**What to work on**: Sift the listing for lines that hold the string "between" and pull them out.

· · ·

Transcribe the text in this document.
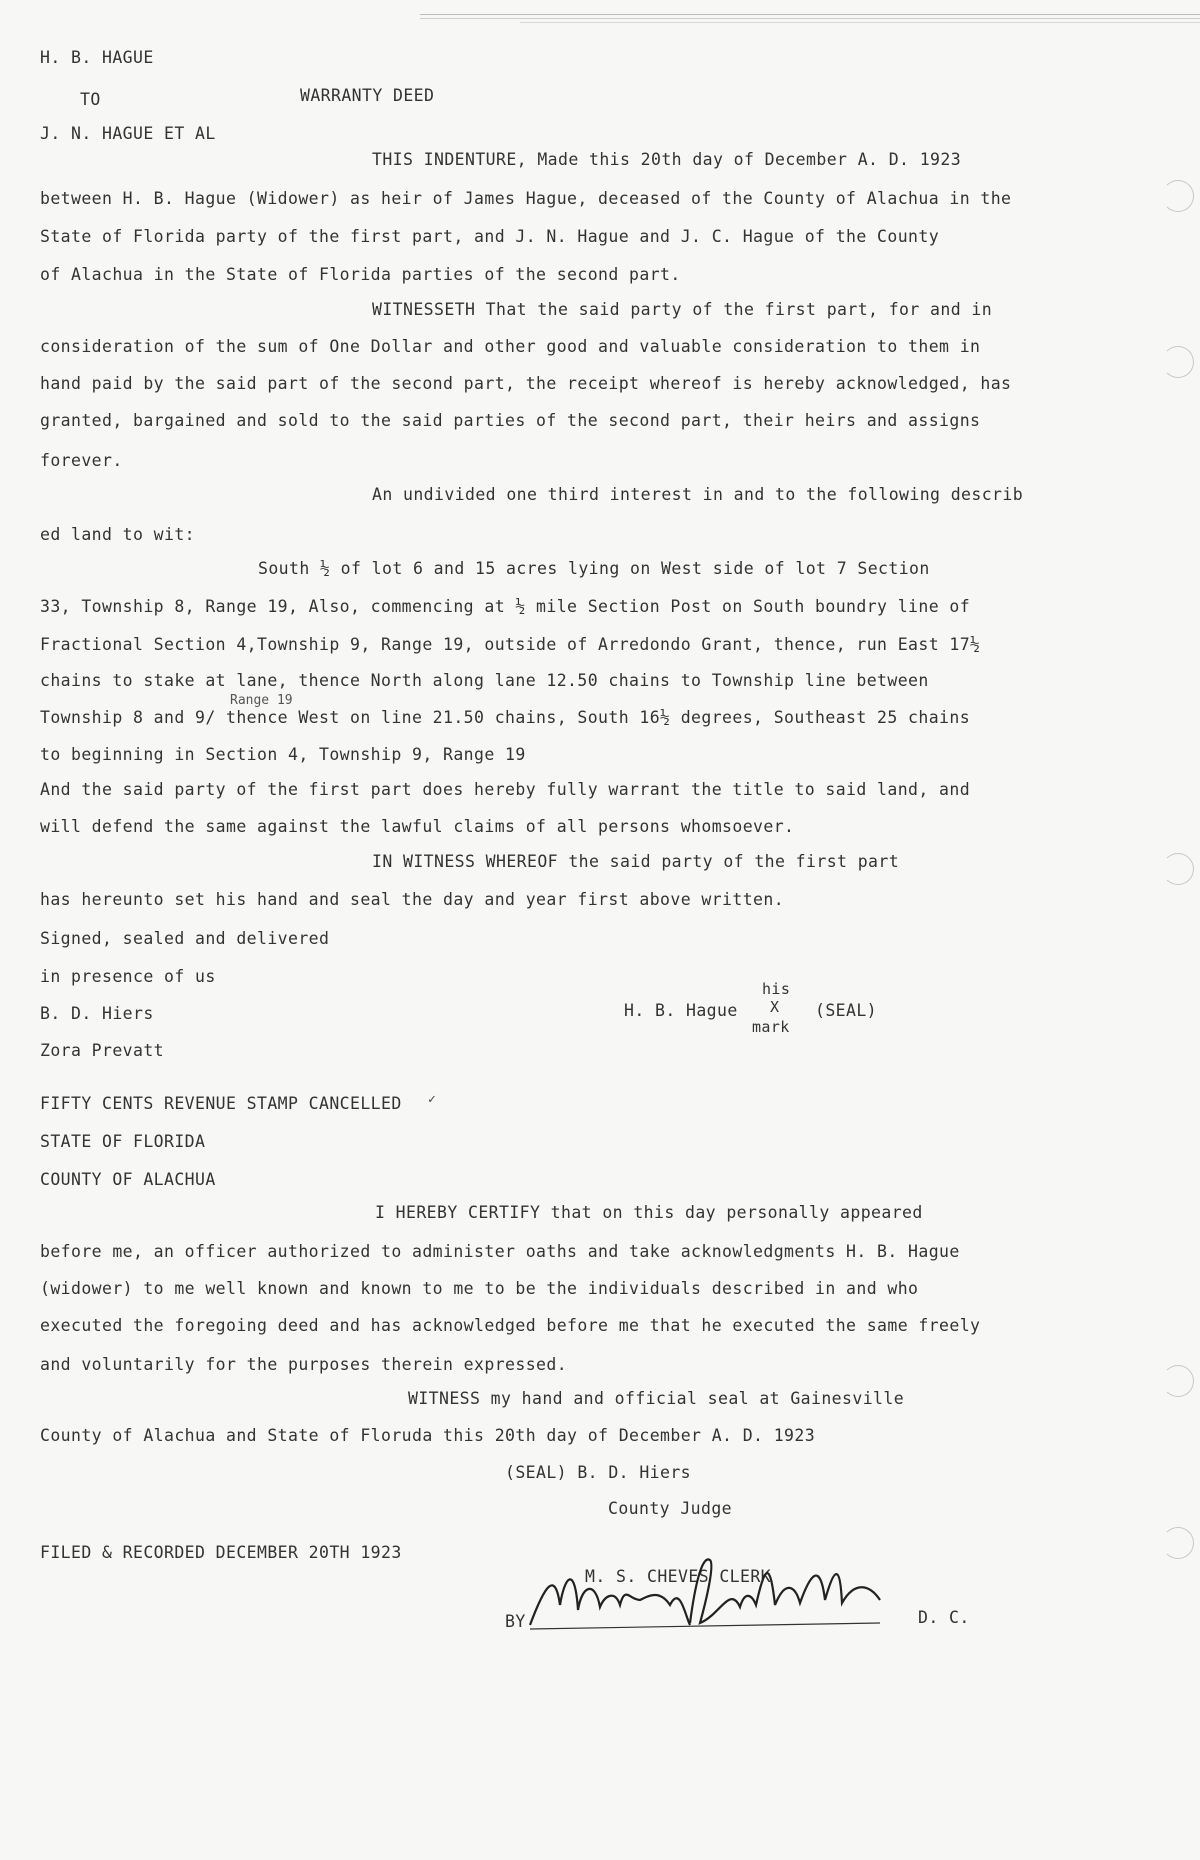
H. B. HAGUE
TO	WARRANTY DEED
J. N. HAGUE ET AL
THIS INDENTURE, Made this 20th day of December A. D. 1923
between H. B. Hague (Widower) as heir of James Hague, deceased of the County of Alachua in the
State of Florida party of the first part, and J. N. Hague and J. C. Hague of the County
of Alachua in the State of Florida parties of the second part.
WITNESSETH That the said party of the first part, for and in
consideration of the sum of One Dollar and other good and valuable consideration to them in
hand paid by the said part of the second part, the receipt whereof is hereby acknowledged, has
granted, bargained and sold to the said parties of the second part, their heirs and assigns
forever.
An undivided one third interest in and to the following describ
ed land to wit:
South ½ of lot 6 and 15 acres lying on West side of lot 7 Section
33, Township 8, Range 19, Also, commencing at ½ mile Section Post on South boundry line of
Fractional Section 4,Township 9, Range 19, outside of Arredondo Grant, thence, run East 17½
chains to stake at lane, thence North along lane 12.50 chains to Township line between
Range 19
Township 8 and 9/ thence West on line 21.50 chains, South 16½ degrees, Southeast 25 chains
to beginning in Section 4, Township 9, Range 19
And the said party of the first part does hereby fully warrant the title to said land, and
will defend the same against the lawful claims of all persons whomsoever.
IN WITNESS WHEREOF the said party of the first part
has hereunto set his hand and seal the day and year first above written.
Signed, sealed and delivered
in presence of us
B. D. Hiers
Zora Prevatt
his
H. B. Hague X (SEAL)
mark
FIFTY CENTS REVENUE STAMP CANCELLED ✓
STATE OF FLORIDA
COUNTY OF ALACHUA
I HEREBY CERTIFY that on this day personally appeared
before me, an officer authorized to administer oaths and take acknowledgments H. B. Hague
(widower) to me well known and known to me to be the individuals described in and who
executed the foregoing deed and has acknowledged before me that he executed the same freely
and voluntarily for the purposes therein expressed.
WITNESS my hand and official seal at Gainesville
County of Alachua and State of Floruda this 20th day of December A. D. 1923
(SEAL) B. D. Hiers
County Judge
FILED & RECORDED DECEMBER 20TH 1923
M. S. CHEVES CLERK
BY	D. C.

· · ·

**Exercise response**:
between H. B. Hague (Widower) as heir of James Hague, deceased of the County of Alachua in the
chains to stake at lane, thence North along lane 12.50 chains to Township line between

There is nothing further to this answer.